▶ **WORK INSTRUCTION**: Please report each line of the data below that contains "mRNAs".

▶ **MATERIALS PROVIDED**:

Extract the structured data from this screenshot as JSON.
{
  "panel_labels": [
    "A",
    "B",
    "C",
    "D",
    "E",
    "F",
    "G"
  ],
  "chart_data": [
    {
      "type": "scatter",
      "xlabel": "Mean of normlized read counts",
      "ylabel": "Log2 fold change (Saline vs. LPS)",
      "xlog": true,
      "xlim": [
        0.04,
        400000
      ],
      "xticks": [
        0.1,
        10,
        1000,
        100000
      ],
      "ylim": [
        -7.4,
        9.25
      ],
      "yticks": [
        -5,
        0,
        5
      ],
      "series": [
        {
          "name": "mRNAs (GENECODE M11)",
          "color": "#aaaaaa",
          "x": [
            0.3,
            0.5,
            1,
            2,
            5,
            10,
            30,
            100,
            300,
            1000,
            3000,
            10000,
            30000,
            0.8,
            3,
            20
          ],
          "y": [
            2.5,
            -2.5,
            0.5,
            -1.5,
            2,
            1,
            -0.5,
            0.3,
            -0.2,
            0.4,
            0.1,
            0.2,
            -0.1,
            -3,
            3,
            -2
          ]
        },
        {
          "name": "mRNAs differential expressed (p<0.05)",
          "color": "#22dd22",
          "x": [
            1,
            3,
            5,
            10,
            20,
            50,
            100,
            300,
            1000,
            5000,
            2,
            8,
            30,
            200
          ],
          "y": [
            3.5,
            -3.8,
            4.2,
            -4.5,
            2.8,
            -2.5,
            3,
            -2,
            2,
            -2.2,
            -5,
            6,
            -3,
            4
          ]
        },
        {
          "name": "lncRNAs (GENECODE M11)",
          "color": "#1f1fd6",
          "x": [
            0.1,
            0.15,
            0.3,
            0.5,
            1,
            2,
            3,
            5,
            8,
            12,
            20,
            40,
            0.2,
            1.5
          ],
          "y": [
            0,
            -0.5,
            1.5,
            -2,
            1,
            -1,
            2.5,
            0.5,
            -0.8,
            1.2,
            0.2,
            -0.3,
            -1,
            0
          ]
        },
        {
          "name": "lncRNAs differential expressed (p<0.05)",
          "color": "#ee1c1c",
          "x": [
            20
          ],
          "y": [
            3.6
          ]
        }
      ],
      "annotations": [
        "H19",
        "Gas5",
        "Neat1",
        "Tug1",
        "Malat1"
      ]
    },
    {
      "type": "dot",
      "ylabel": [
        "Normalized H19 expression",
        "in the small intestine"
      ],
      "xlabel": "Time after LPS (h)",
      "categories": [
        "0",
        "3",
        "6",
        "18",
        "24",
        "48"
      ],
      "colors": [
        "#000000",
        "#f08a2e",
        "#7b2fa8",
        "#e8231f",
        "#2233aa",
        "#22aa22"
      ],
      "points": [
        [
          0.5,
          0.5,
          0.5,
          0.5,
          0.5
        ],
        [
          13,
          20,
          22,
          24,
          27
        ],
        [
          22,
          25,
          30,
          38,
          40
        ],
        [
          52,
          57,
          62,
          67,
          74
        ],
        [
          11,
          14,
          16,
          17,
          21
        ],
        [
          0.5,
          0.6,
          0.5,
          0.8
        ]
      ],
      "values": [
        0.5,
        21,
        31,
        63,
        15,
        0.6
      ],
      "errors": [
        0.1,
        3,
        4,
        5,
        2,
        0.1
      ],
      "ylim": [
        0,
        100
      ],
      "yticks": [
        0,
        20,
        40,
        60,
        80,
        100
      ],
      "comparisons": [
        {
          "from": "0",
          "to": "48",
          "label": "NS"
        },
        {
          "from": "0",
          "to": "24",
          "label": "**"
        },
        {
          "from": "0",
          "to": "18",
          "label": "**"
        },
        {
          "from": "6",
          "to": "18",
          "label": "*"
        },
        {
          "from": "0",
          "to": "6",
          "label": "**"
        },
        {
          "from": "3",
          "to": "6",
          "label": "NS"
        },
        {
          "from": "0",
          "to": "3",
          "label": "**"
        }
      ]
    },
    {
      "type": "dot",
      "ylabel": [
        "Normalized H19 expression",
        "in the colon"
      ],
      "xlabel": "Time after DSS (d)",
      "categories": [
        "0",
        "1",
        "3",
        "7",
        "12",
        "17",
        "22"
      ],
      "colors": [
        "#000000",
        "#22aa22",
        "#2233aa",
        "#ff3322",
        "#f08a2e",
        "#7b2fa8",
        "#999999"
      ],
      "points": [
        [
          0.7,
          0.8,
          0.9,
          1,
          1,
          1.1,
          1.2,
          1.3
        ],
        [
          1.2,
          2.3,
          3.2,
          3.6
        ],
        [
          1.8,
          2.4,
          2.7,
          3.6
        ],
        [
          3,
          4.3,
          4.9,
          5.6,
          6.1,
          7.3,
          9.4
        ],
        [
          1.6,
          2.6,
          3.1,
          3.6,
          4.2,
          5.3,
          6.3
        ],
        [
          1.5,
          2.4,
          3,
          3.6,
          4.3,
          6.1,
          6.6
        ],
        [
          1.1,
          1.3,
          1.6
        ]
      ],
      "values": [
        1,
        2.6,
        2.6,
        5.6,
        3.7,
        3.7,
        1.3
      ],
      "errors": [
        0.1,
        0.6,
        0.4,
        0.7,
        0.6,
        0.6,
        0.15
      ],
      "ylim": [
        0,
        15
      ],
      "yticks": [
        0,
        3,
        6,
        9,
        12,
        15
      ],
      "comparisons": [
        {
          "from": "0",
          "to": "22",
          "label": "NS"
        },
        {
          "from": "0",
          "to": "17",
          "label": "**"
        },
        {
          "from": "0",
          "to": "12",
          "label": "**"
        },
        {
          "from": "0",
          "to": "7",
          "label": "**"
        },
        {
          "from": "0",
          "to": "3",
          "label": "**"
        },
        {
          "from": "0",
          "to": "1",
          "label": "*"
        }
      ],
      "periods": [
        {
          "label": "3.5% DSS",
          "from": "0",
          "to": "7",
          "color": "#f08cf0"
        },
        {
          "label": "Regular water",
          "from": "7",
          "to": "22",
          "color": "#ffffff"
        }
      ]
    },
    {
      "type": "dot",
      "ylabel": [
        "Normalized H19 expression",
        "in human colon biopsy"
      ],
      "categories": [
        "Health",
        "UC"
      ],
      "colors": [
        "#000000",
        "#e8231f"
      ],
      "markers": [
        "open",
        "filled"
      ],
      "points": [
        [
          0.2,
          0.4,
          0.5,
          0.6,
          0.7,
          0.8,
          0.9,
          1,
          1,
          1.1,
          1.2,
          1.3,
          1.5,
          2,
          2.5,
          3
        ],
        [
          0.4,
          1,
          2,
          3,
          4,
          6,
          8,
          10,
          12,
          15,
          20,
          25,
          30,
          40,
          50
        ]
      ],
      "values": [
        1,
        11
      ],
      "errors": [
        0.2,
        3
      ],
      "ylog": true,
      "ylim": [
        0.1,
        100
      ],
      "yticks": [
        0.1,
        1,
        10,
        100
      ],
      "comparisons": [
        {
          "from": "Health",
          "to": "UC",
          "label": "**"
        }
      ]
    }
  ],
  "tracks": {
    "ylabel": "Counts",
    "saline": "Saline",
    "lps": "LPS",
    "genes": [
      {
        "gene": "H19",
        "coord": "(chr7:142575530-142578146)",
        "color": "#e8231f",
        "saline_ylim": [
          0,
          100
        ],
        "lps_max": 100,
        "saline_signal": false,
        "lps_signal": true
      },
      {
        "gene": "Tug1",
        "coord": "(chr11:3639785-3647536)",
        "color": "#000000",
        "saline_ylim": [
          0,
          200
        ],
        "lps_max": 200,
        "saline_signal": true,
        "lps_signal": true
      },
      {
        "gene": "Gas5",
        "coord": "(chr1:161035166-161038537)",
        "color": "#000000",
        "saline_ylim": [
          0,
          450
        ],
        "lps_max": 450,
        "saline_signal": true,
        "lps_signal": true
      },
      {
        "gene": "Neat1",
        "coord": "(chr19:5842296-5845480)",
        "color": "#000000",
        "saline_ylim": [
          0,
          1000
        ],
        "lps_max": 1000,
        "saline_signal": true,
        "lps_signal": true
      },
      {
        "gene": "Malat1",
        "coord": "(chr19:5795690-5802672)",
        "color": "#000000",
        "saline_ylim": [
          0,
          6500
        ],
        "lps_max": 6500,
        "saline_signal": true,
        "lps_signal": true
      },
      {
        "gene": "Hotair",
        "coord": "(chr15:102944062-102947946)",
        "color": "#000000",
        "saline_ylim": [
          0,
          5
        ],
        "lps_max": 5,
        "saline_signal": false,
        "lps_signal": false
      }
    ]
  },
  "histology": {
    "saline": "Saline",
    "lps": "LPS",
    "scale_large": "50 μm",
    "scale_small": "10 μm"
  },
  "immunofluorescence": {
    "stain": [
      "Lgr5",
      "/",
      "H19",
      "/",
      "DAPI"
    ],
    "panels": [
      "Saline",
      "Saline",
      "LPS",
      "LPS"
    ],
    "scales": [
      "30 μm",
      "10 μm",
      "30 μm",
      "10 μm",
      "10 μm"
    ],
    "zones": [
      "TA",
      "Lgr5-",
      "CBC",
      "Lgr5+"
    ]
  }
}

▶ **RESULT OF THIS EXERCISE**:
          "name": "mRNAs (GENECODE M11)",
          "name": "mRNAs differential expressed (p<0.05)",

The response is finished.